Extracted data entries
(begin)

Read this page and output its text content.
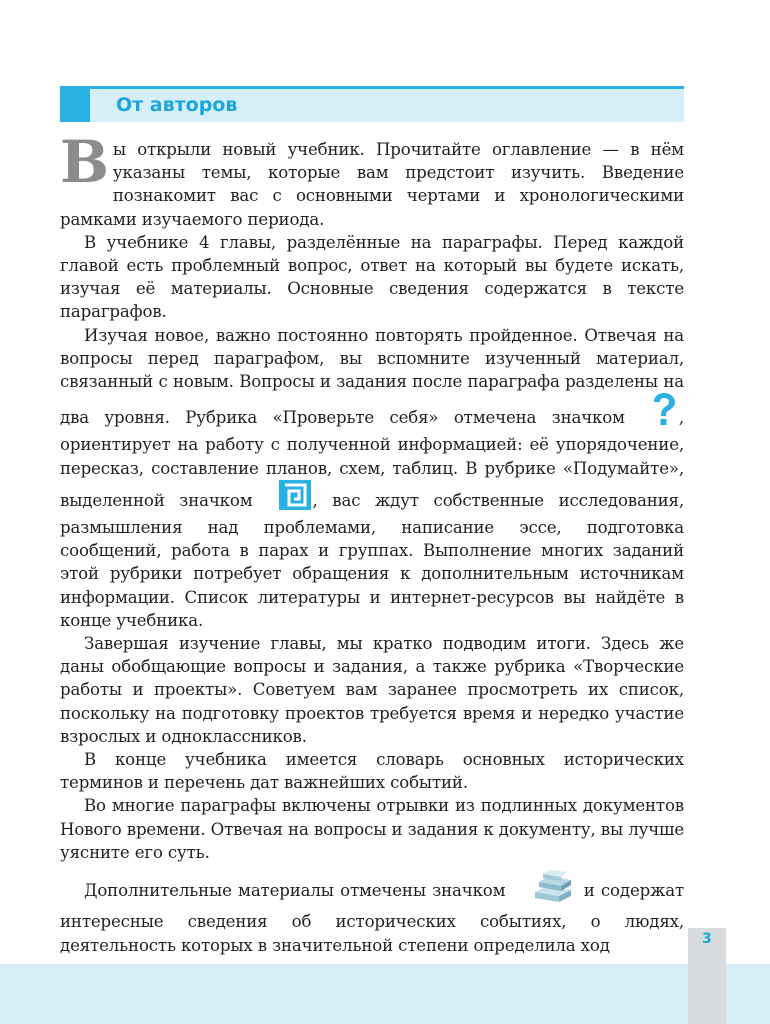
От авторов

Вы открыли новый учебник. Прочитайте оглавление — в нём указаны темы, которые вам предстоит изучить. Введение познакомит вас с основными чертами и хронологическими рамками изучаемого периода.

В учебнике 4 главы, разделённые на параграфы. Перед каждой главой есть проблемный вопрос, ответ на который вы будете искать, изучая её материалы. Основные сведения содержатся в тексте параграфов.

Изучая новое, важно постоянно повторять пройденное. Отвечая на вопросы перед параграфом, вы вспомните изученный материал, связанный с новым. Вопросы и задания после параграфа разделены на два уровня. Рубрика «Проверьте себя» отмечена значком	, ориентирует на работу с полученной информацией: её упорядочение, пересказ, составление планов, схем, таблиц. В рубрике «Подумайте», выделенной значком	, вас ждут собственные исследования, размышления над проблемами, написание эссе, подготовка сообщений, работа в парах и группах. Выполнение многих заданий этой рубрики потребует обращения к дополнительным источникам информации. Список литературы и интернет-ресурсов вы найдёте в конце учебника.

Завершая изучение главы, мы кратко подводим итоги. Здесь же даны обобщающие вопросы и задания, а также рубрика «Творческие работы и проекты». Советуем вам заранее просмотреть их список, поскольку на подготовку проектов требуется время и нередко участие взрослых и одноклассников.

В конце учебника имеется словарь основных исторических терминов и перечень дат важнейших событий.

Во многие параграфы включены отрывки из подлинных документов Нового времени. Отвечая на вопросы и задания к документу, вы лучше уясните его суть.

Дополнительные материалы отмечены значком	и содержат интересные сведения об исторических событиях, о людях, деятельность которых в значительной степени определила ход	3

(end)

| EXERCISE AIM |
Look for the word "значком" and return every line where it occurs.

| RIGHT ANSWER |
Изучая новое, важно постоянно повторять пройденное. Отвечая на вопросы перед параграфом, вы вспомните изученный материал, связанный с новым. Вопросы и задания после параграфа разделены на два уровня. Рубрика «Проверьте себя» отмечена значком	, ориентирует на работу с полученной информацией: её упорядочение, пересказ, составление планов, схем, таблиц. В рубрике «Подумайте», выделенной значком	, вас ждут собственные исследования, размышления над проблемами, написание эссе, подготовка сообщений, работа в парах и группах. Выполнение многих заданий этой рубрики потребует обращения к дополнительным источникам информации. Список литературы и интернет-ресурсов вы найдёте в конце учебника.
Дополнительные материалы отмечены значком	и содержат интересные сведения об исторических событиях, о людях, деятельность которых в значительной степени определила ход	3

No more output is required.